Find the string "BIOBANK" in the entries and copy each line that has it.

[Start Given records]

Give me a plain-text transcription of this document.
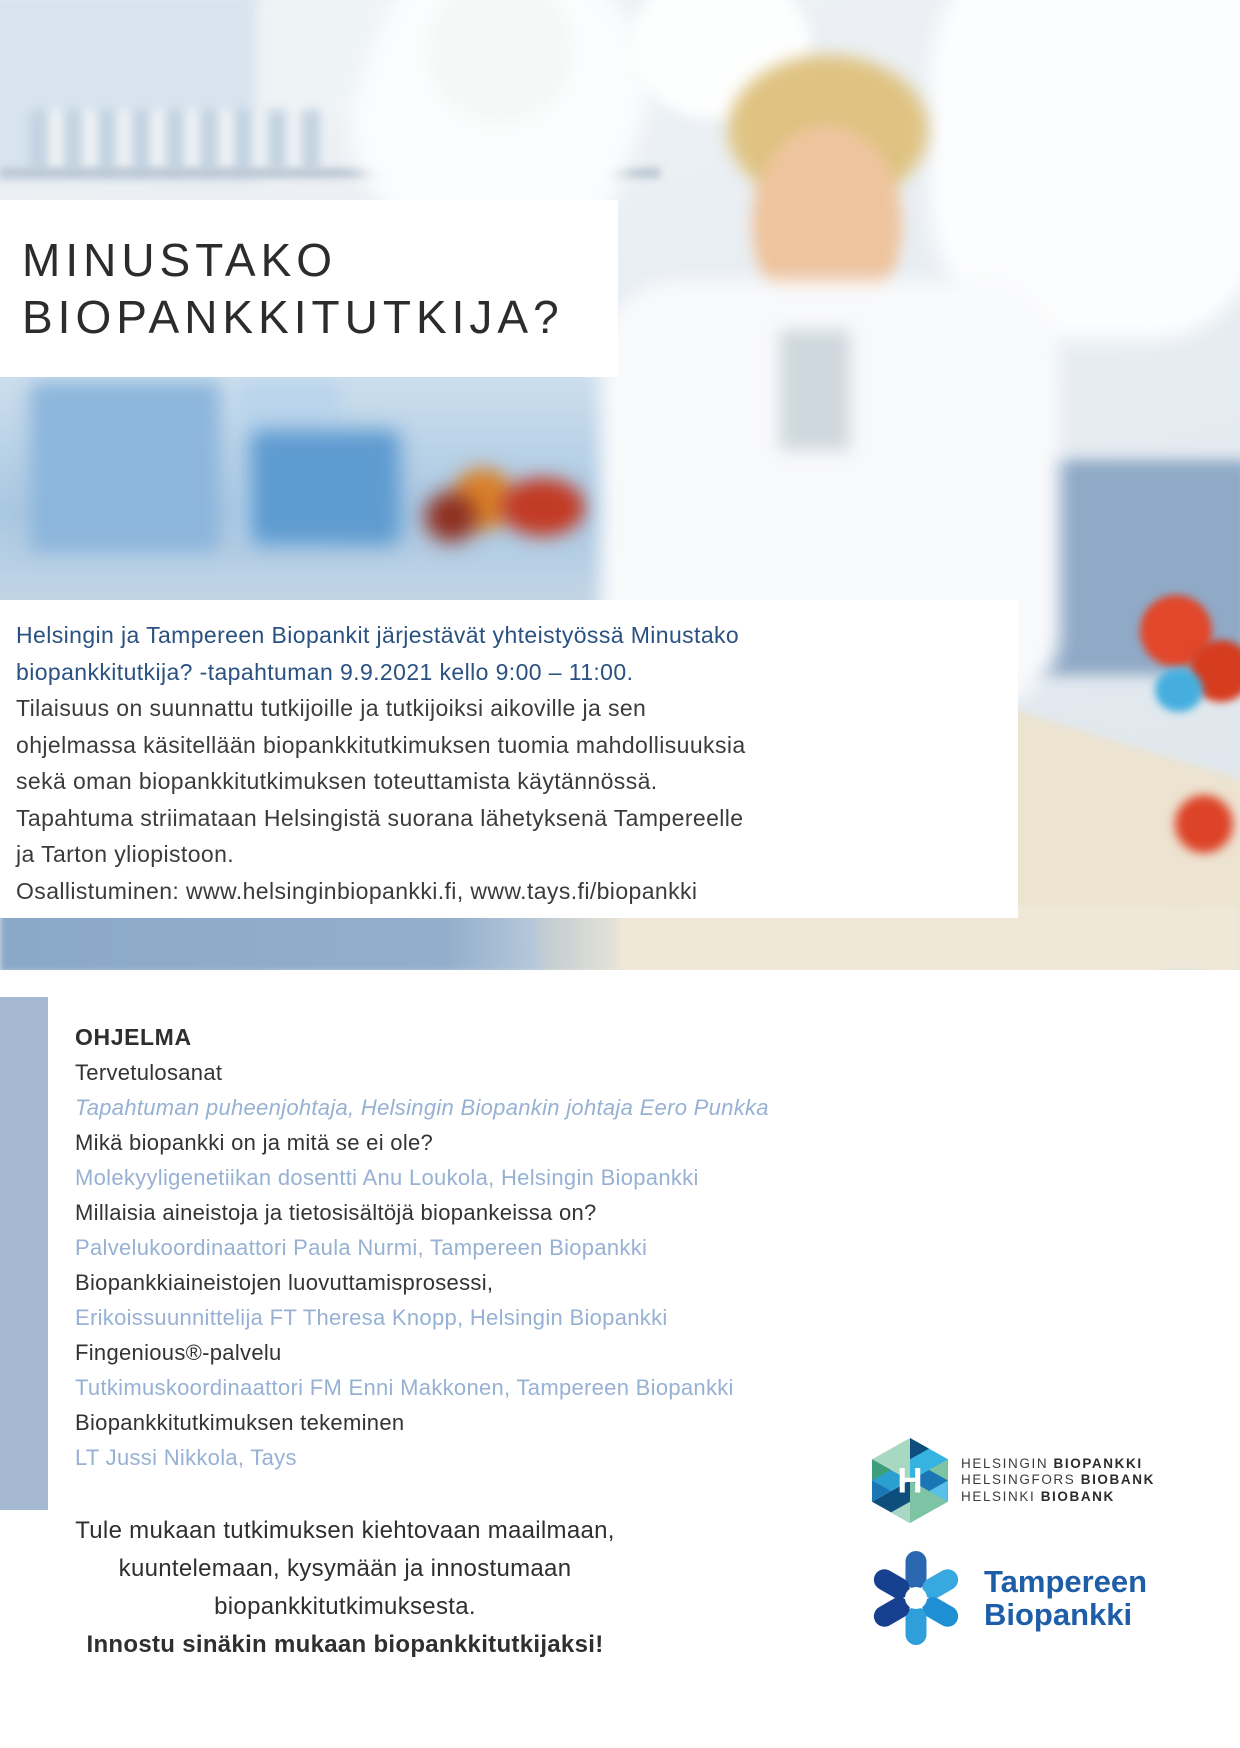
MINUSTAKO
BIOPANKKITUTKIJA?
Helsingin ja Tampereen Biopankit järjestävät yhteistyössä Minustako
biopankkitutkija? -tapahtuman 9.9.2021 kello 9:00 – 11:00.
Tilaisuus on suunnattu tutkijoille ja tutkijoiksi aikoville ja sen
ohjelmassa käsitellään biopankkitutkimuksen tuomia mahdollisuuksia
sekä oman biopankkitutkimuksen toteuttamista käytännössä.
Tapahtuma striimataan Helsingistä suorana lähetyksenä Tampereelle
ja Tarton yliopistoon.
Osallistuminen: www.helsinginbiopankki.fi, www.tays.fi/biopankki
OHJELMA
Tervetulosanat
Tapahtuman puheenjohtaja, Helsingin Biopankin johtaja Eero Punkka
Mikä biopankki on ja mitä se ei ole?
Molekyyligenetiikan dosentti Anu Loukola, Helsingin Biopankki
Millaisia aineistoja ja tietosisältöjä biopankeissa on?
Palvelukoordinaattori Paula Nurmi, Tampereen Biopankki
Biopankkiaineistojen luovuttamisprosessi,
Erikoissuunnittelija FT Theresa Knopp, Helsingin Biopankki
Fingenious®-palvelu
Tutkimuskoordinaattori FM Enni Makkonen, Tampereen Biopankki
Biopankkitutkimuksen tekeminen
LT Jussi Nikkola, Tays
Tule mukaan tutkimuksen kiehtovaan maailmaan,
kuuntelemaan, kysymään ja innostumaan
biopankkitutkimuksesta.
Innostu sinäkin mukaan biopankkitutkijaksi!
H	HELSINGIN BIOPANKKI
HELSINGFORS BIOBANK
HELSINKI BIOBANK
Tampereen
Biopankki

[End Given records]

→ **Task solution**
HELSINGFORS BIOBANK
HELSINKI BIOBANK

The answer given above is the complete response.